Aim:
Each entry that follows is to be retyped exactly. Pictures do not belong in the copy.

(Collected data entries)
=-=-=-=-=
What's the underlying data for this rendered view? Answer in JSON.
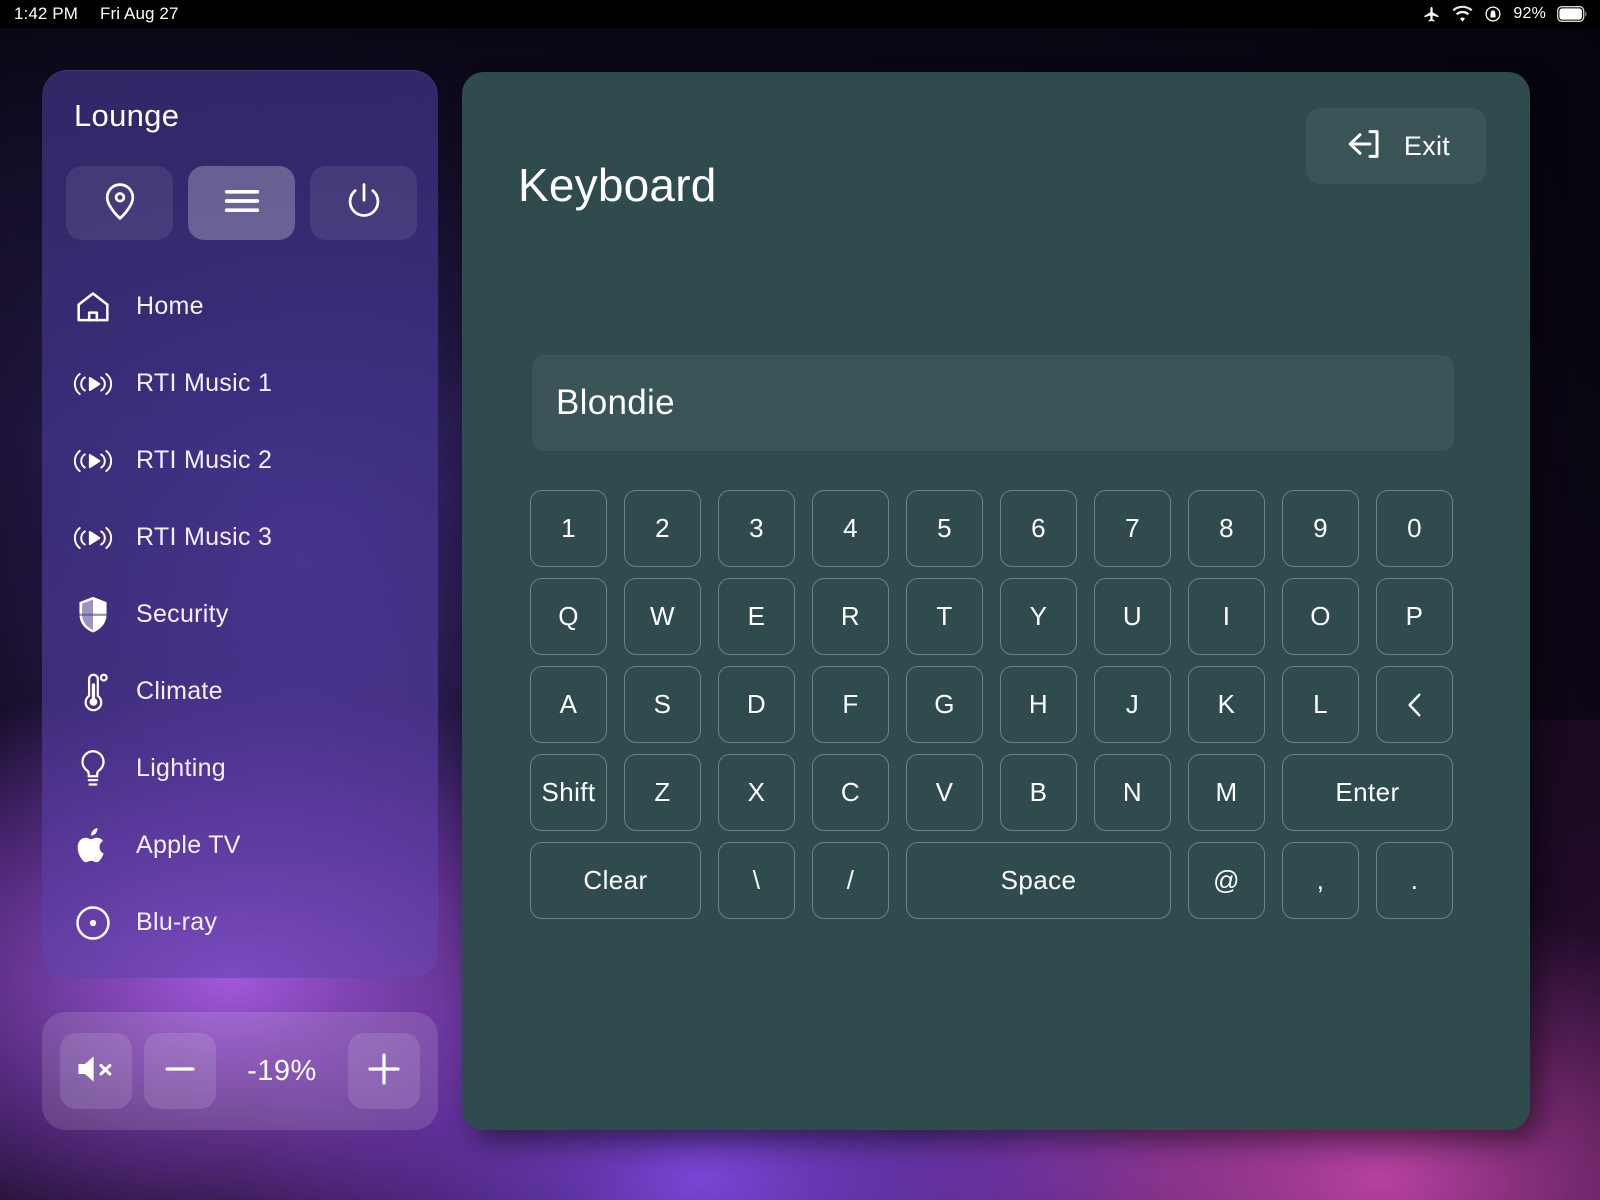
{
  "status_bar": {
    "time": "1:42 PM",
    "date": "Fri Aug 27",
    "battery_percent": "92%",
    "icons": [
      "airplane-mode-icon",
      "wifi-icon",
      "rotation-lock-icon",
      "battery-icon"
    ]
  },
  "sidebar": {
    "title": "Lounge",
    "toolbar": [
      {
        "name": "location-pin-button",
        "icon": "location-pin-icon",
        "active": false
      },
      {
        "name": "menu-button",
        "icon": "hamburger-menu-icon",
        "active": true
      },
      {
        "name": "power-button",
        "icon": "power-icon",
        "active": false
      }
    ],
    "items": [
      {
        "label": "Home",
        "icon": "house-icon"
      },
      {
        "label": "RTI Music 1",
        "icon": "audio-stream-icon"
      },
      {
        "label": "RTI Music 2",
        "icon": "audio-stream-icon"
      },
      {
        "label": "RTI Music 3",
        "icon": "audio-stream-icon"
      },
      {
        "label": "Security",
        "icon": "shield-icon"
      },
      {
        "label": "Climate",
        "icon": "thermometer-icon"
      },
      {
        "label": "Lighting",
        "icon": "lightbulb-icon"
      },
      {
        "label": "Apple TV",
        "icon": "apple-logo-icon"
      },
      {
        "label": "Blu-ray",
        "icon": "disc-icon"
      }
    ]
  },
  "volume": {
    "mute_icon": "speaker-mute-icon",
    "decrease_icon": "minus-icon",
    "increase_icon": "plus-icon",
    "value": "-19%"
  },
  "main": {
    "title": "Keyboard",
    "exit": {
      "label": "Exit",
      "icon": "exit-arrow-icon"
    },
    "text_field": {
      "value": "Blondie",
      "placeholder": ""
    },
    "keyboard_rows": [
      [
        {
          "label": "1",
          "width": 1
        },
        {
          "label": "2",
          "width": 1
        },
        {
          "label": "3",
          "width": 1
        },
        {
          "label": "4",
          "width": 1
        },
        {
          "label": "5",
          "width": 1
        },
        {
          "label": "6",
          "width": 1
        },
        {
          "label": "7",
          "width": 1
        },
        {
          "label": "8",
          "width": 1
        },
        {
          "label": "9",
          "width": 1
        },
        {
          "label": "0",
          "width": 1
        }
      ],
      [
        {
          "label": "Q",
          "width": 1
        },
        {
          "label": "W",
          "width": 1
        },
        {
          "label": "E",
          "width": 1
        },
        {
          "label": "R",
          "width": 1
        },
        {
          "label": "T",
          "width": 1
        },
        {
          "label": "Y",
          "width": 1
        },
        {
          "label": "U",
          "width": 1
        },
        {
          "label": "I",
          "width": 1
        },
        {
          "label": "O",
          "width": 1
        },
        {
          "label": "P",
          "width": 1
        }
      ],
      [
        {
          "label": "A",
          "width": 1
        },
        {
          "label": "S",
          "width": 1
        },
        {
          "label": "D",
          "width": 1
        },
        {
          "label": "F",
          "width": 1
        },
        {
          "label": "G",
          "width": 1
        },
        {
          "label": "H",
          "width": 1
        },
        {
          "label": "J",
          "width": 1
        },
        {
          "label": "K",
          "width": 1
        },
        {
          "label": "L",
          "width": 1
        },
        {
          "label": "",
          "width": 1,
          "icon": "backspace-chevron-icon",
          "name": "backspace-key"
        }
      ],
      [
        {
          "label": "Shift",
          "width": 1
        },
        {
          "label": "Z",
          "width": 1
        },
        {
          "label": "X",
          "width": 1
        },
        {
          "label": "C",
          "width": 1
        },
        {
          "label": "V",
          "width": 1
        },
        {
          "label": "B",
          "width": 1
        },
        {
          "label": "N",
          "width": 1
        },
        {
          "label": "M",
          "width": 1
        },
        {
          "label": "Enter",
          "width": 2
        }
      ],
      [
        {
          "label": "Clear",
          "width": 2
        },
        {
          "label": "\\",
          "width": 1
        },
        {
          "label": "/",
          "width": 1
        },
        {
          "label": "Space",
          "width": 3
        },
        {
          "label": "@",
          "width": 1
        },
        {
          "label": ",",
          "width": 1
        },
        {
          "label": ".",
          "width": 1
        }
      ]
    ]
  },
  "colors": {
    "panel_bg": "#2f4b4e",
    "sidebar_accent": "#6b4cb0",
    "text_primary": "#ffffff",
    "status_bar_bg": "#000000"
  }
}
=-=-=-=-=
The output:
What's the underlying data for this rendered view? Answer in JSON.
{
  "status_bar": {
    "time": "1:42 PM",
    "date": "Fri Aug 27",
    "battery_percent": "92%",
    "icons": [
      "airplane-mode-icon",
      "wifi-icon",
      "rotation-lock-icon",
      "battery-icon"
    ]
  },
  "sidebar": {
    "title": "Lounge",
    "toolbar": [
      {
        "name": "location-pin-button",
        "icon": "location-pin-icon",
        "active": false
      },
      {
        "name": "menu-button",
        "icon": "hamburger-menu-icon",
        "active": true
      },
      {
        "name": "power-button",
        "icon": "power-icon",
        "active": false
      }
    ],
    "items": [
      {
        "label": "Home",
        "icon": "house-icon"
      },
      {
        "label": "RTI Music 1",
        "icon": "audio-stream-icon"
      },
      {
        "label": "RTI Music 2",
        "icon": "audio-stream-icon"
      },
      {
        "label": "RTI Music 3",
        "icon": "audio-stream-icon"
      },
      {
        "label": "Security",
        "icon": "shield-icon"
      },
      {
        "label": "Climate",
        "icon": "thermometer-icon"
      },
      {
        "label": "Lighting",
        "icon": "lightbulb-icon"
      },
      {
        "label": "Apple TV",
        "icon": "apple-logo-icon"
      },
      {
        "label": "Blu-ray",
        "icon": "disc-icon"
      }
    ]
  },
  "volume": {
    "mute_icon": "speaker-mute-icon",
    "decrease_icon": "minus-icon",
    "increase_icon": "plus-icon",
    "value": "-19%"
  },
  "main": {
    "title": "Keyboard",
    "exit": {
      "label": "Exit",
      "icon": "exit-arrow-icon"
    },
    "text_field": {
      "value": "Blondie",
      "placeholder": ""
    },
    "keyboard_rows": [
      [
        {
          "label": "1",
          "width": 1
        },
        {
          "label": "2",
          "width": 1
        },
        {
          "label": "3",
          "width": 1
        },
        {
          "label": "4",
          "width": 1
        },
        {
          "label": "5",
          "width": 1
        },
        {
          "label": "6",
          "width": 1
        },
        {
          "label": "7",
          "width": 1
        },
        {
          "label": "8",
          "width": 1
        },
        {
          "label": "9",
          "width": 1
        },
        {
          "label": "0",
          "width": 1
        }
      ],
      [
        {
          "label": "Q",
          "width": 1
        },
        {
          "label": "W",
          "width": 1
        },
        {
          "label": "E",
          "width": 1
        },
        {
          "label": "R",
          "width": 1
        },
        {
          "label": "T",
          "width": 1
        },
        {
          "label": "Y",
          "width": 1
        },
        {
          "label": "U",
          "width": 1
        },
        {
          "label": "I",
          "width": 1
        },
        {
          "label": "O",
          "width": 1
        },
        {
          "label": "P",
          "width": 1
        }
      ],
      [
        {
          "label": "A",
          "width": 1
        },
        {
          "label": "S",
          "width": 1
        },
        {
          "label": "D",
          "width": 1
        },
        {
          "label": "F",
          "width": 1
        },
        {
          "label": "G",
          "width": 1
        },
        {
          "label": "H",
          "width": 1
        },
        {
          "label": "J",
          "width": 1
        },
        {
          "label": "K",
          "width": 1
        },
        {
          "label": "L",
          "width": 1
        },
        {
          "label": "",
          "width": 1,
          "icon": "backspace-chevron-icon",
          "name": "backspace-key"
        }
      ],
      [
        {
          "label": "Shift",
          "width": 1
        },
        {
          "label": "Z",
          "width": 1
        },
        {
          "label": "X",
          "width": 1
        },
        {
          "label": "C",
          "width": 1
        },
        {
          "label": "V",
          "width": 1
        },
        {
          "label": "B",
          "width": 1
        },
        {
          "label": "N",
          "width": 1
        },
        {
          "label": "M",
          "width": 1
        },
        {
          "label": "Enter",
          "width": 2
        }
      ],
      [
        {
          "label": "Clear",
          "width": 2
        },
        {
          "label": "\\",
          "width": 1
        },
        {
          "label": "/",
          "width": 1
        },
        {
          "label": "Space",
          "width": 3
        },
        {
          "label": "@",
          "width": 1
        },
        {
          "label": ",",
          "width": 1
        },
        {
          "label": ".",
          "width": 1
        }
      ]
    ]
  },
  "colors": {
    "panel_bg": "#2f4b4e",
    "sidebar_accent": "#6b4cb0",
    "text_primary": "#ffffff",
    "status_bar_bg": "#000000"
  }
}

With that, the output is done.